MATERIALS PROVIDED.
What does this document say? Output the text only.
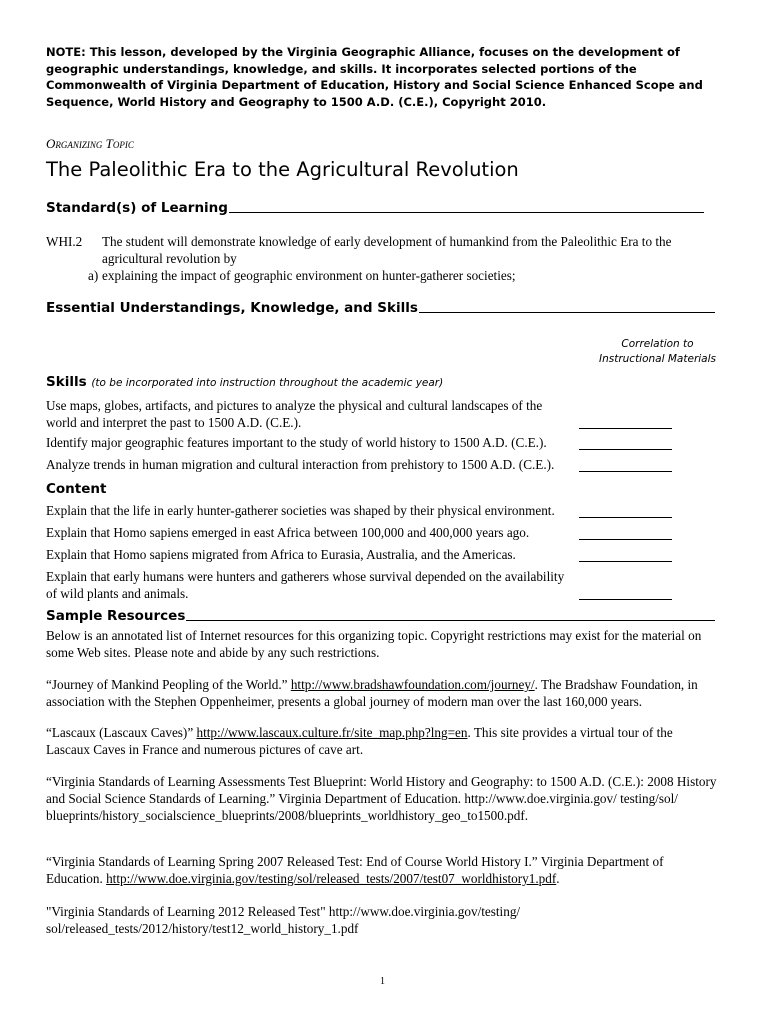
NOTE: This lesson, developed by the Virginia Geographic Alliance, focuses on the development of geographic understandings, knowledge, and skills. It incorporates selected portions of the Commonwealth of Virginia Department of Education, History and Social Science Enhanced Scope and Sequence, World History and Geography to 1500 A.D. (C.E.), Copyright 2010.
Organizing Topic
The Paleolithic Era to the Agricultural Revolution
Standard(s) of Learning
WHI.2 The student will demonstrate knowledge of early development of humankind from the Paleolithic Era to the agricultural revolution by
a) explaining the impact of geographic environment on hunter-gatherer societies;
Essential Understandings, Knowledge, and Skills
Correlation to
Instructional Materials
Skills (to be incorporated into instruction throughout the academic year)
Use maps, globes, artifacts, and pictures to analyze the physical and cultural landscapes of the world and interpret the past to 1500 A.D. (C.E.).
Identify major geographic features important to the study of world history to 1500 A.D. (C.E.).
Analyze trends in human migration and cultural interaction from prehistory to 1500 A.D. (C.E.).
Content
Explain that the life in early hunter-gatherer societies was shaped by their physical environment.
Explain that Homo sapiens emerged in east Africa between 100,000 and 400,000 years ago.
Explain that Homo sapiens migrated from Africa to Eurasia, Australia, and the Americas.
Explain that early humans were hunters and gatherers whose survival depended on the availability of wild plants and animals.
Sample Resources
Below is an annotated list of Internet resources for this organizing topic. Copyright restrictions may exist for the material on some Web sites. Please note and abide by any such restrictions.
“Journey of Mankind Peopling of the World.” http://www.bradshawfoundation.com/journey/. The Bradshaw Foundation, in association with the Stephen Oppenheimer, presents a global journey of modern man over the last 160,000 years.
“Lascaux (Lascaux Caves)” http://www.lascaux.culture.fr/site_map.php?lng=en. This site provides a virtual tour of the Lascaux Caves in France and numerous pictures of cave art.
“Virginia Standards of Learning Assessments Test Blueprint: World History and Geography: to 1500 A.D. (C.E.): 2008 History and Social Science Standards of Learning.” Virginia Department of Education. http://www.doe.virginia.gov/ testing/sol/ blueprints/history_socialscience_blueprints/2008/blueprints_worldhistory_geo_to1500.pdf.
“Virginia Standards of Learning Spring 2007 Released Test: End of Course World History I.” Virginia Department of Education. http://www.doe.virginia.gov/testing/sol/released_tests/2007/test07_worldhistory1.pdf.
"Virginia Standards of Learning 2012 Released Test" http://www.doe.virginia.gov/testing/ sol/released_tests/2012/history/test12_world_history_1.pdf
1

YOUR GOAL.
Find every line holding the word "environment"; give their count and nothing else.

TASK ANSWER.
2